Requirements:
Scan the data below. Pull out each line where "xlabel" occurs.

◇ ◇ ◇

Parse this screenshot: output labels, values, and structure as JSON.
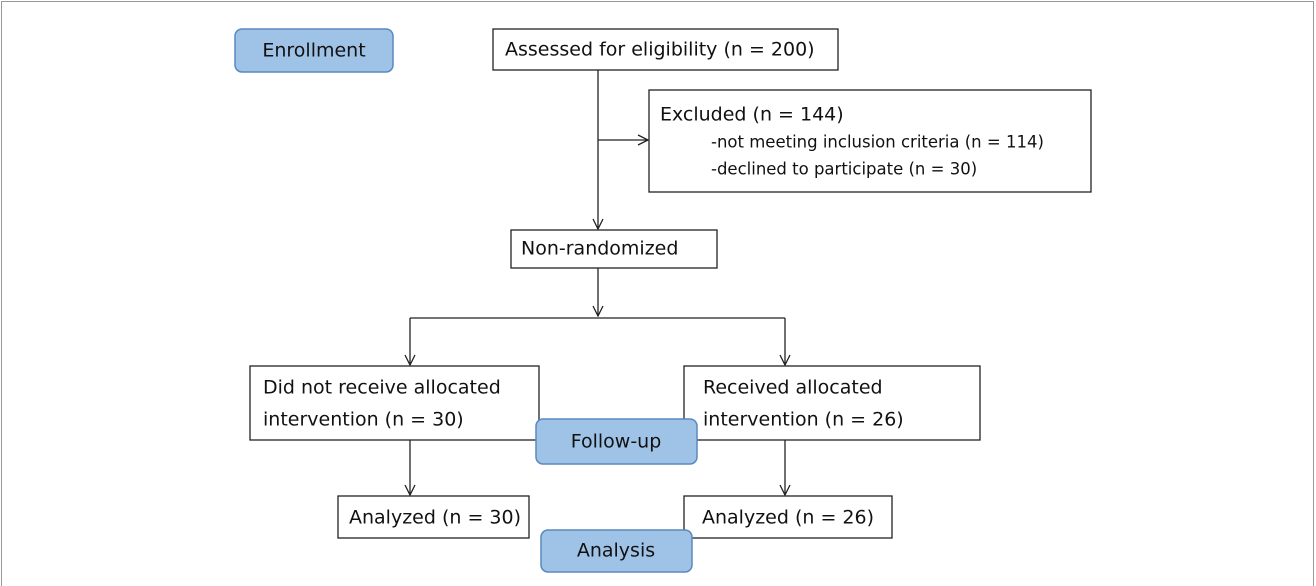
{
  "stages": [
    "Enrollment",
    "Follow-up",
    "Analysis"
  ],
  "nodes": [
    {
      "lines": [
        "Assessed for eligibility (n = 200)"
      ]
    },
    {
      "lines": [
        "Excluded (n = 144)",
        "-not meeting inclusion criteria (n = 114)",
        "-declined to participate (n = 30)"
      ]
    },
    {
      "lines": [
        "Non-randomized"
      ]
    },
    {
      "lines": [
        "Did not receive allocated",
        "intervention (n = 30)"
      ]
    },
    {
      "lines": [
        "Received allocated",
        "intervention (n = 26)"
      ]
    },
    {
      "lines": [
        "Analyzed (n = 30)"
      ]
    },
    {
      "lines": [
        "Analyzed (n = 26)"
      ]
    }
  ]
}
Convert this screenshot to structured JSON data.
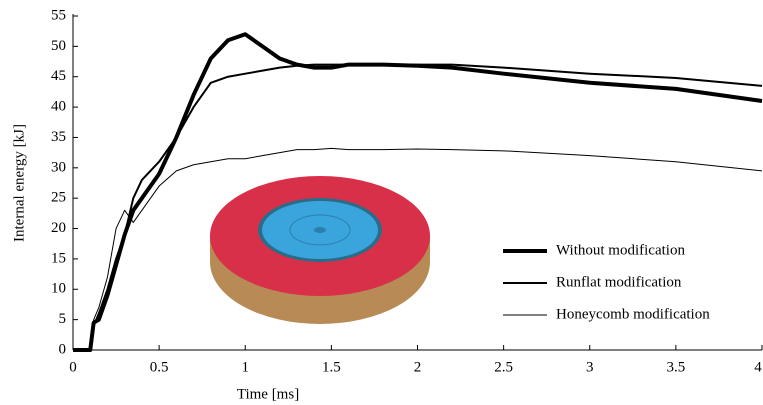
{
  "chart_data": {
    "type": "line",
    "xlabel": "Time [ms]",
    "ylabel": "Internal energy [kJ]",
    "x": [
      0,
      0.05,
      0.1,
      0.12,
      0.15,
      0.2,
      0.25,
      0.3,
      0.35,
      0.4,
      0.5,
      0.6,
      0.7,
      0.8,
      0.9,
      1.0,
      1.1,
      1.2,
      1.3,
      1.4,
      1.5,
      1.6,
      1.8,
      2.0,
      2.2,
      2.5,
      3.0,
      3.5,
      4.0
    ],
    "series": [
      {
        "name": "Without modification",
        "color": "#000000",
        "width": 4,
        "values": [
          0,
          0,
          0,
          4.5,
          5,
          9,
          14,
          19,
          23,
          25,
          29,
          35,
          42,
          48,
          51,
          52,
          50,
          48,
          47,
          46.5,
          46.5,
          47,
          47,
          46.8,
          46.5,
          45.5,
          44,
          43,
          41
        ]
      },
      {
        "name": "Runflat modification",
        "color": "#000000",
        "width": 2,
        "values": [
          0,
          0,
          0,
          4,
          6,
          10,
          15,
          19,
          25,
          28,
          31,
          35,
          40,
          44,
          45,
          45.5,
          46,
          46.5,
          46.8,
          47,
          47,
          47,
          47,
          47,
          47,
          46.5,
          45.5,
          44.8,
          43.5
        ]
      },
      {
        "name": "Honeycomb modification",
        "color": "#000000",
        "width": 1,
        "values": [
          0,
          0,
          0,
          5,
          7,
          12,
          20,
          23,
          21,
          23,
          27,
          29.5,
          30.5,
          31,
          31.5,
          31.5,
          32,
          32.5,
          33,
          33,
          33.2,
          33,
          33,
          33.1,
          33,
          32.8,
          32,
          31,
          29.5
        ]
      }
    ],
    "xlim": [
      0,
      4
    ],
    "xticks": [
      0,
      0.5,
      1,
      1.5,
      2,
      2.5,
      3,
      3.5,
      4
    ],
    "ylim": [
      0,
      55
    ],
    "yticks": [
      0,
      5,
      10,
      15,
      20,
      25,
      30,
      35,
      40,
      45,
      50,
      55
    ],
    "grid": false,
    "legend": "lower right"
  }
}
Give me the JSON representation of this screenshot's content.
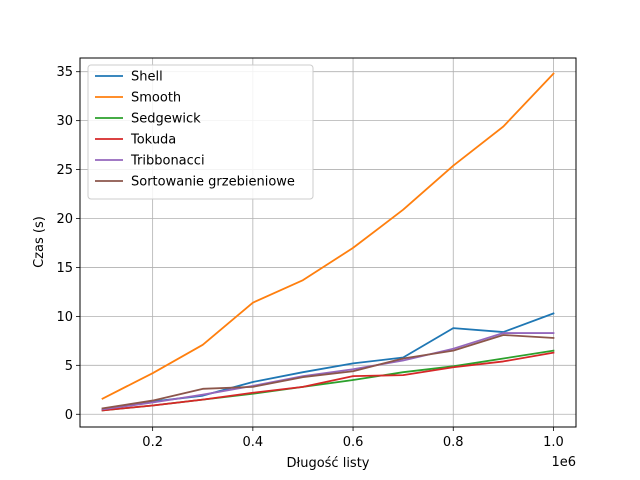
{
  "chart_data": {
    "type": "line",
    "xlabel": "Długość listy",
    "ylabel": "Czas (s)",
    "x_offset_label": "1e6",
    "xlim": [
      0.055,
      1.045
    ],
    "ylim": [
      -1.3,
      36.4
    ],
    "grid": true,
    "legend_position": "upper-left",
    "x_ticks": [
      0.2,
      0.4,
      0.6,
      0.8,
      1.0
    ],
    "x_tick_labels": [
      "0.2",
      "0.4",
      "0.6",
      "0.8",
      "1.0"
    ],
    "y_ticks": [
      0,
      5,
      10,
      15,
      20,
      25,
      30,
      35
    ],
    "y_tick_labels": [
      "0",
      "5",
      "10",
      "15",
      "20",
      "25",
      "30",
      "35"
    ],
    "x": [
      0.1,
      0.2,
      0.3,
      0.4,
      0.5,
      0.6,
      0.7,
      0.8,
      0.9,
      1.0
    ],
    "series": [
      {
        "name": "Shell",
        "color": "#1f77b4",
        "values": [
          0.5,
          1.3,
          1.9,
          3.3,
          4.3,
          5.2,
          5.8,
          8.8,
          8.4,
          10.3
        ]
      },
      {
        "name": "Smooth",
        "color": "#ff7f0e",
        "values": [
          1.6,
          4.2,
          7.1,
          11.4,
          13.7,
          17.0,
          20.9,
          25.4,
          29.4,
          34.8
        ]
      },
      {
        "name": "Sedgewick",
        "color": "#2ca02c",
        "values": [
          0.4,
          0.9,
          1.5,
          2.1,
          2.8,
          3.5,
          4.3,
          4.9,
          5.7,
          6.5
        ]
      },
      {
        "name": "Tokuda",
        "color": "#d62728",
        "values": [
          0.4,
          0.9,
          1.5,
          2.2,
          2.8,
          3.9,
          4.0,
          4.8,
          5.4,
          6.3
        ]
      },
      {
        "name": "Tribbonacci",
        "color": "#9467bd",
        "values": [
          0.5,
          1.2,
          2.0,
          2.9,
          3.9,
          4.6,
          5.5,
          6.7,
          8.3,
          8.3
        ]
      },
      {
        "name": "Sortowanie grzebieniowe",
        "color": "#8c564b",
        "values": [
          0.6,
          1.4,
          2.6,
          2.8,
          3.8,
          4.4,
          5.7,
          6.5,
          8.1,
          7.8
        ]
      }
    ]
  }
}
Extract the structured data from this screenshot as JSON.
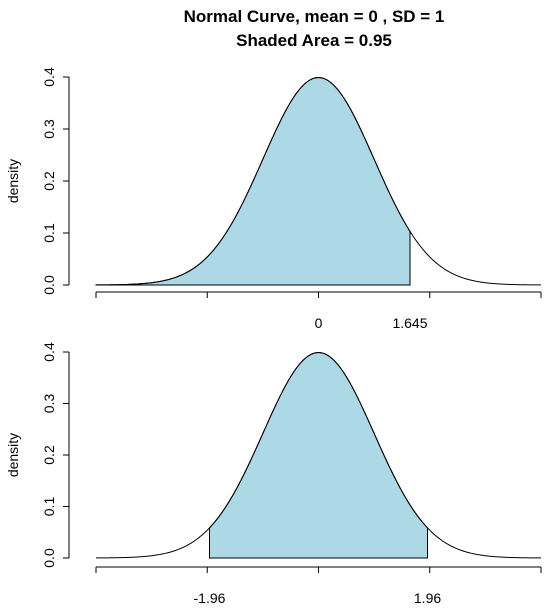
{
  "title": {
    "line1": "Normal Curve, mean =  0 , SD =  1",
    "line2": "Shaded Area =  0.95"
  },
  "colors": {
    "fill": "#add8e6",
    "line": "#000000"
  },
  "chart_data": [
    {
      "type": "area",
      "distribution": "normal",
      "mean": 0,
      "sd": 1,
      "shaded_area": 0.95,
      "shade_from": -4,
      "shade_to": 1.645,
      "xlim": [
        -4,
        4
      ],
      "ylim": [
        0,
        0.4
      ],
      "ylabel": "density",
      "yticks": [
        0.0,
        0.1,
        0.2,
        0.3,
        0.4
      ],
      "ytick_labels": [
        "0.0",
        "0.1",
        "0.2",
        "0.3",
        "0.4"
      ],
      "xticks": [
        -4,
        -2,
        0,
        2,
        4
      ],
      "xtick_labels": [
        {
          "value": 0,
          "label": "0"
        },
        {
          "value": 1.645,
          "label": "1.645"
        }
      ]
    },
    {
      "type": "area",
      "distribution": "normal",
      "mean": 0,
      "sd": 1,
      "shaded_area": 0.95,
      "shade_from": -1.96,
      "shade_to": 1.96,
      "xlim": [
        -4,
        4
      ],
      "ylim": [
        0,
        0.4
      ],
      "ylabel": "density",
      "yticks": [
        0.0,
        0.1,
        0.2,
        0.3,
        0.4
      ],
      "ytick_labels": [
        "0.0",
        "0.1",
        "0.2",
        "0.3",
        "0.4"
      ],
      "xticks": [
        -4,
        -2,
        0,
        2,
        4
      ],
      "xtick_labels": [
        {
          "value": -1.96,
          "label": "-1.96"
        },
        {
          "value": 1.96,
          "label": "1.96"
        }
      ]
    }
  ]
}
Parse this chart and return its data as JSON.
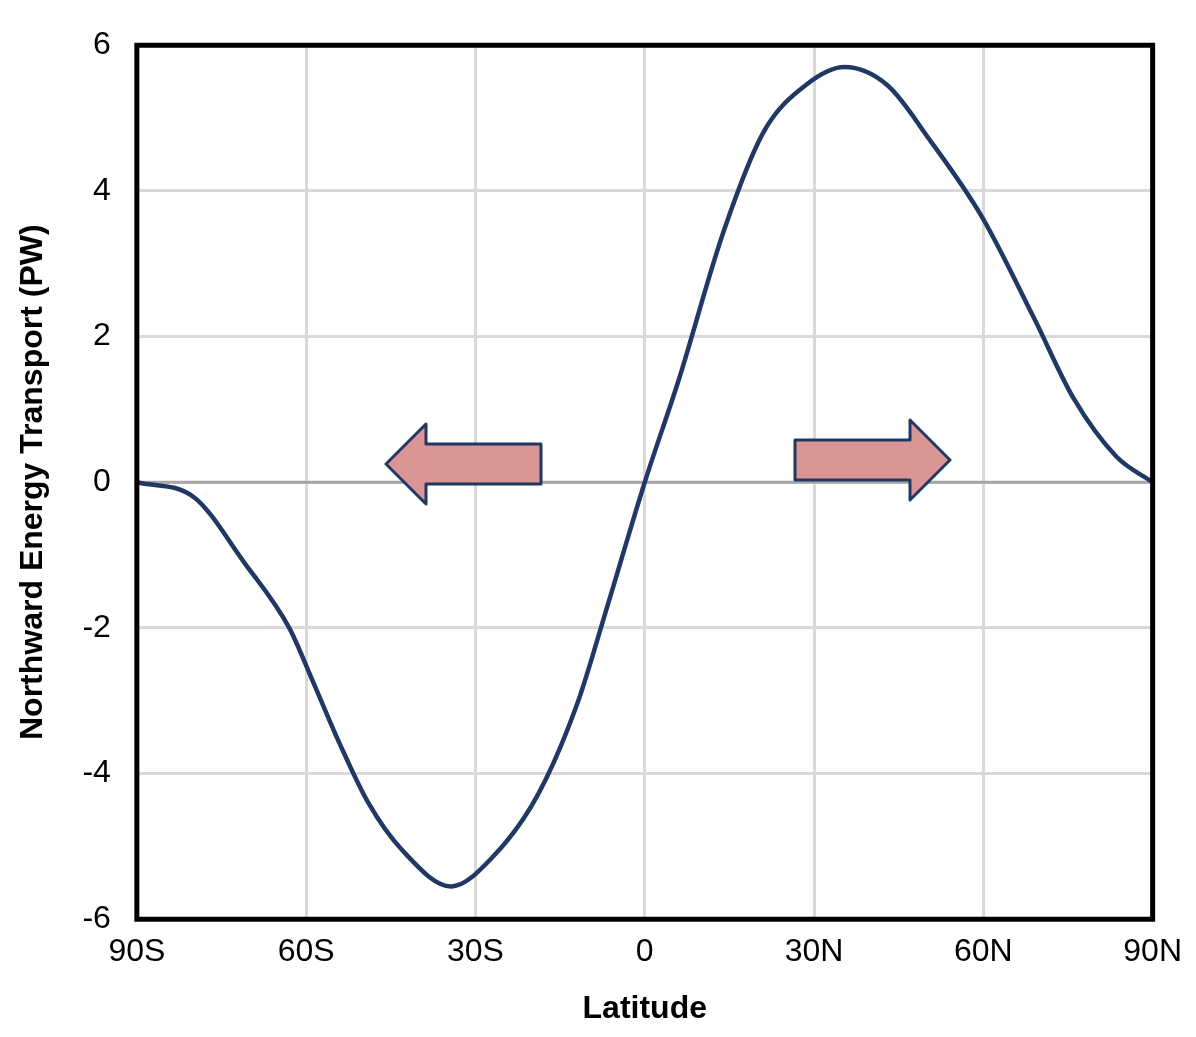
{
  "chart_data": {
    "type": "line",
    "xlabel": "Latitude",
    "ylabel": "Northward Energy Transport (PW)",
    "x": [
      -90,
      -80,
      -71,
      -63,
      -59,
      -54,
      -49,
      -43,
      -34.3,
      -27,
      -19,
      -12,
      -7,
      0,
      6,
      14,
      21,
      28.5,
      35.4,
      43,
      50.5,
      59.7,
      69,
      76,
      83.6,
      90
    ],
    "series": [
      {
        "color": "#1f3864",
        "values": [
          0,
          -0.2,
          -1.1,
          -2,
          -2.7,
          -3.6,
          -4.4,
          -5.05,
          -5.55,
          -5.15,
          -4.3,
          -3.05,
          -1.8,
          0,
          1.4,
          3.45,
          4.8,
          5.45,
          5.7,
          5.45,
          4.7,
          3.65,
          2.25,
          1.15,
          0.35,
          0
        ]
      }
    ],
    "xlim": [
      -90,
      90
    ],
    "xticks": [
      {
        "value": -90,
        "label": "90S"
      },
      {
        "value": -60,
        "label": "60S"
      },
      {
        "value": -30,
        "label": "30S"
      },
      0,
      {
        "value": 30,
        "label": "30N"
      },
      {
        "value": 60,
        "label": "60N"
      },
      {
        "value": 90,
        "label": "90N"
      }
    ],
    "ylim": [
      -6,
      6
    ],
    "yticks": [
      -6,
      -4,
      -2,
      0,
      2,
      4,
      6
    ],
    "ref_lines": [
      {
        "axis": "y",
        "value": 0,
        "color": "#a6a6a6"
      }
    ],
    "grid": true,
    "legend": false,
    "marker": "none",
    "line_style": "solid"
  }
}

◇ ◇ ◇

Response to the task:
    "xlabel": "Time [ms]",
    "xlabel": "Długość listy",
    "xlabel": "Latitude",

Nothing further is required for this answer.